» Task description
Write out the data again exactly, skipping every picture.

═════ Extracted material ═════

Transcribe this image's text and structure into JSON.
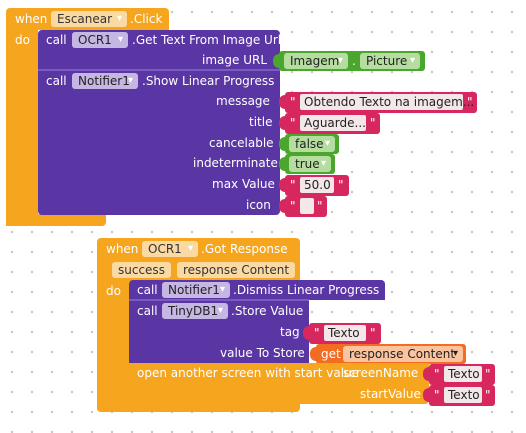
{
  "event1": {
    "when": "when",
    "component": "Escanear",
    "event": ".Click",
    "do": "do",
    "ocr_call": {
      "call": "call",
      "component": "OCR1",
      "method": ".Get Text From Image Url",
      "param": "image URL",
      "arg_component": "Imagem",
      "arg_property": "Picture"
    },
    "progress_call": {
      "call": "call",
      "component": "Notifier1",
      "method": ".Show Linear Progress",
      "params": {
        "message": "message",
        "title": "title",
        "cancelable": "cancelable",
        "indeterminate": "indeterminate",
        "maxValue": "max Value",
        "icon": "icon"
      },
      "values": {
        "message": "Obtendo Texto na imagem...",
        "title": "Aguarde...",
        "cancelable": "false",
        "indeterminate": "true",
        "maxValue": "50.0",
        "icon": ""
      }
    }
  },
  "event2": {
    "when": "when",
    "component": "OCR1",
    "event": ".Got Response",
    "params": [
      "success",
      "response Content"
    ],
    "do": "do",
    "dismiss_call": {
      "call": "call",
      "component": "Notifier1",
      "method": ".Dismiss Linear Progress"
    },
    "store_call": {
      "call": "call",
      "component": "TinyDB1",
      "method": ".Store Value",
      "tag_label": "tag",
      "tag_value": "Texto",
      "value_label": "value To Store",
      "get": "get",
      "get_var": "response Content"
    },
    "open_screen": {
      "label": "open another screen with start value",
      "screen_label": "screenName",
      "screen_value": "Texto",
      "start_label": "startValue",
      "start_value": "Texto"
    }
  },
  "quote": "\""
}
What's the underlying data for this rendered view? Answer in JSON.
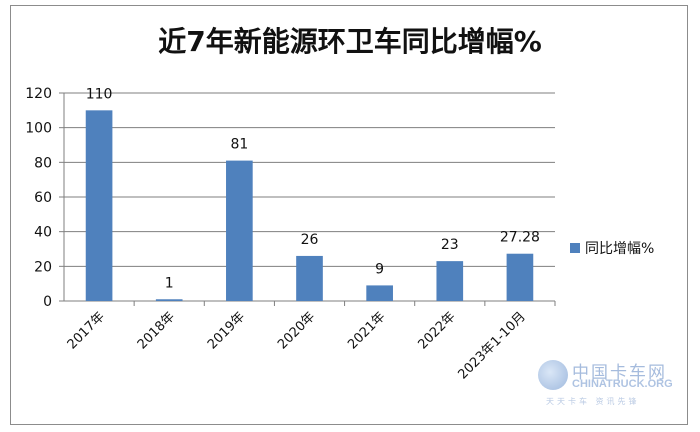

═════

» Exercise solution
Transcribe this image's text and structure into JSON.
{
  "event1": {
    "when": "when",
    "component": "Escanear",
    "event": ".Click",
    "do": "do",
    "ocr_call": {
      "call": "call",
      "component": "OCR1",
      "method": ".Get Text From Image Url",
      "param": "image URL",
      "arg_component": "Imagem",
      "arg_property": "Picture"
    },
    "progress_call": {
      "call": "call",
      "component": "Notifier1",
      "method": ".Show Linear Progress",
      "params": {
        "message": "message",
        "title": "title",
        "cancelable": "cancelable",
        "indeterminate": "indeterminate",
        "maxValue": "max Value",
        "icon": "icon"
      },
      "values": {
        "message": "Obtendo Texto na imagem...",
        "title": "Aguarde...",
        "cancelable": "false",
        "indeterminate": "true",
        "maxValue": "50.0",
        "icon": ""
      }
    }
  },
  "event2": {
    "when": "when",
    "component": "OCR1",
    "event": ".Got Response",
    "params": [
      "success",
      "response Content"
    ],
    "do": "do",
    "dismiss_call": {
      "call": "call",
      "component": "Notifier1",
      "method": ".Dismiss Linear Progress"
    },
    "store_call": {
      "call": "call",
      "component": "TinyDB1",
      "method": ".Store Value",
      "tag_label": "tag",
      "tag_value": "Texto",
      "value_label": "value To Store",
      "get": "get",
      "get_var": "response Content"
    },
    "open_screen": {
      "label": "open another screen with start value",
      "screen_label": "screenName",
      "screen_value": "Texto",
      "start_label": "startValue",
      "start_value": "Texto"
    }
  },
  "quote": "\""
}
What's the underlying data for this rendered view? Answer in JSON.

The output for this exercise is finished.